Records shown.
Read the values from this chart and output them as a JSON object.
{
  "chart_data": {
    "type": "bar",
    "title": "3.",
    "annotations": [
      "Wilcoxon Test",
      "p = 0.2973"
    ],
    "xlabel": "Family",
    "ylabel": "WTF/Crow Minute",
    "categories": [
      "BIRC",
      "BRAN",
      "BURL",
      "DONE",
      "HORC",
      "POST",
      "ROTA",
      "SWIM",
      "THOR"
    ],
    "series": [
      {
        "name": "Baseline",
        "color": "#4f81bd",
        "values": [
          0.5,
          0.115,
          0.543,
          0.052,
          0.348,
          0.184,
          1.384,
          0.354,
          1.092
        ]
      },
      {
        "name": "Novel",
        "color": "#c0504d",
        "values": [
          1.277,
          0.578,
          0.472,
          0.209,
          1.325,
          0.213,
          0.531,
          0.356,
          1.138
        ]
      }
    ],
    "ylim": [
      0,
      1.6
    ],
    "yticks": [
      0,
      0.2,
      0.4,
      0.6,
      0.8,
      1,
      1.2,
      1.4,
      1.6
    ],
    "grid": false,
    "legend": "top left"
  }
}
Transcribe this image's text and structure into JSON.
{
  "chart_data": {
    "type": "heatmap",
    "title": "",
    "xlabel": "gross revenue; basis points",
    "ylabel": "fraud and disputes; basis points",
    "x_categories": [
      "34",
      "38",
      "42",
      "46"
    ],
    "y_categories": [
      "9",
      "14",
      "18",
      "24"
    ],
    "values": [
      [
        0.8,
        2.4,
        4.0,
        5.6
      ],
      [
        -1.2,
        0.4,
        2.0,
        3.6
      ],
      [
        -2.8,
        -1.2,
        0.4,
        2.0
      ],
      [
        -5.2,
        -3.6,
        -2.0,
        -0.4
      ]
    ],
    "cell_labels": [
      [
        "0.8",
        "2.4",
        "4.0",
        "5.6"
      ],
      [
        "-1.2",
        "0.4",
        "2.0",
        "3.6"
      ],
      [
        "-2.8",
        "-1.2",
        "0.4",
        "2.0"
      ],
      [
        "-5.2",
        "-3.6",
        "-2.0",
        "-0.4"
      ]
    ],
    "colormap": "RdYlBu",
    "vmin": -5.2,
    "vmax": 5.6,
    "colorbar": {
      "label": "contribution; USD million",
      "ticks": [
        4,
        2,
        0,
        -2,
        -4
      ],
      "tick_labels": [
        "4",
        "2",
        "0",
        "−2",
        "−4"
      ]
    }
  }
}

Task brief.
Reproduce the entries above in full by retyping them exactly.

Exercise output.
Read the values from this chart and output them as a JSON object.
{
  "chart_data": {
    "type": "bar",
    "title": "3.",
    "annotations": [
      "Wilcoxon Test",
      "p = 0.2973"
    ],
    "xlabel": "Family",
    "ylabel": "WTF/Crow Minute",
    "categories": [
      "BIRC",
      "BRAN",
      "BURL",
      "DONE",
      "HORC",
      "POST",
      "ROTA",
      "SWIM",
      "THOR"
    ],
    "series": [
      {
        "name": "Baseline",
        "color": "#4f81bd",
        "values": [
          0.5,
          0.115,
          0.543,
          0.052,
          0.348,
          0.184,
          1.384,
          0.354,
          1.092
        ]
      },
      {
        "name": "Novel",
        "color": "#c0504d",
        "values": [
          1.277,
          0.578,
          0.472,
          0.209,
          1.325,
          0.213,
          0.531,
          0.356,
          1.138
        ]
      }
    ],
    "ylim": [
      0,
      1.6
    ],
    "yticks": [
      0,
      0.2,
      0.4,
      0.6,
      0.8,
      1,
      1.2,
      1.4,
      1.6
    ],
    "grid": false,
    "legend": "top left"
  }
}
Transcribe this image's text and structure into JSON.
{
  "chart_data": {
    "type": "heatmap",
    "title": "",
    "xlabel": "gross revenue; basis points",
    "ylabel": "fraud and disputes; basis points",
    "x_categories": [
      "34",
      "38",
      "42",
      "46"
    ],
    "y_categories": [
      "9",
      "14",
      "18",
      "24"
    ],
    "values": [
      [
        0.8,
        2.4,
        4.0,
        5.6
      ],
      [
        -1.2,
        0.4,
        2.0,
        3.6
      ],
      [
        -2.8,
        -1.2,
        0.4,
        2.0
      ],
      [
        -5.2,
        -3.6,
        -2.0,
        -0.4
      ]
    ],
    "cell_labels": [
      [
        "0.8",
        "2.4",
        "4.0",
        "5.6"
      ],
      [
        "-1.2",
        "0.4",
        "2.0",
        "3.6"
      ],
      [
        "-2.8",
        "-1.2",
        "0.4",
        "2.0"
      ],
      [
        "-5.2",
        "-3.6",
        "-2.0",
        "-0.4"
      ]
    ],
    "colormap": "RdYlBu",
    "vmin": -5.2,
    "vmax": 5.6,
    "colorbar": {
      "label": "contribution; USD million",
      "ticks": [
        4,
        2,
        0,
        -2,
        -4
      ],
      "tick_labels": [
        "4",
        "2",
        "0",
        "−2",
        "−4"
      ]
    }
  }
}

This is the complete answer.